### Exercise goal
Write out every line of the material exactly as it appears.
+-------+
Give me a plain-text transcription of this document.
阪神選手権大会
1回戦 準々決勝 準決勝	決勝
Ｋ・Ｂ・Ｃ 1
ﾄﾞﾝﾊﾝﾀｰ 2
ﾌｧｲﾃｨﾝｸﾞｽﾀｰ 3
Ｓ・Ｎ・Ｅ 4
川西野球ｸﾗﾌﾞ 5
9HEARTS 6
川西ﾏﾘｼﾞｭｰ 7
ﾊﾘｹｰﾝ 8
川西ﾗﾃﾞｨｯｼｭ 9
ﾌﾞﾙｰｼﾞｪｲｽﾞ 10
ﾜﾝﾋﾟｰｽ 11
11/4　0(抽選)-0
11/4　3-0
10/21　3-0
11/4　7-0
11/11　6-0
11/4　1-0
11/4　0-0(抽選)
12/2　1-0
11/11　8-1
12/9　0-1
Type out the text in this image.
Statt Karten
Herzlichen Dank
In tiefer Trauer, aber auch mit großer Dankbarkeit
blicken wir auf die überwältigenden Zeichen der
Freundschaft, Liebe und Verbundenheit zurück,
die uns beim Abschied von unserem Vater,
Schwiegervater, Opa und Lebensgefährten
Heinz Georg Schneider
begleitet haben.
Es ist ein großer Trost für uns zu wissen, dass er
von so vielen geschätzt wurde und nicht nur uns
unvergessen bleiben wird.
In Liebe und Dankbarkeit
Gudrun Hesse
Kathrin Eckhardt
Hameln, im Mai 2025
+-------+
### Result for this exercise
Give me a plain-text transcription of this document.
阪神選手権大会
1回戦 準々決勝 準決勝	決勝
Ｋ・Ｂ・Ｃ 1
ﾄﾞﾝﾊﾝﾀｰ 2
ﾌｧｲﾃｨﾝｸﾞｽﾀｰ 3
Ｓ・Ｎ・Ｅ 4
川西野球ｸﾗﾌﾞ 5
9HEARTS 6
川西ﾏﾘｼﾞｭｰ 7
ﾊﾘｹｰﾝ 8
川西ﾗﾃﾞｨｯｼｭ 9
ﾌﾞﾙｰｼﾞｪｲｽﾞ 10
ﾜﾝﾋﾟｰｽ 11
11/4　0(抽選)-0
11/4　3-0
10/21　3-0
11/4　7-0
11/11　6-0
11/4　1-0
11/4　0-0(抽選)
12/2　1-0
11/11　8-1
12/9　0-1
Type out the text in this image.
Statt Karten
Herzlichen Dank
In tiefer Trauer, aber auch mit großer Dankbarkeit
blicken wir auf die überwältigenden Zeichen der
Freundschaft, Liebe und Verbundenheit zurück,
die uns beim Abschied von unserem Vater,
Schwiegervater, Opa und Lebensgefährten
Heinz Georg Schneider
begleitet haben.
Es ist ein großer Trost für uns zu wissen, dass er
von so vielen geschätzt wurde und nicht nur uns
unvergessen bleiben wird.
In Liebe und Dankbarkeit
Gudrun Hesse
Kathrin Eckhardt
Hameln, im Mai 2025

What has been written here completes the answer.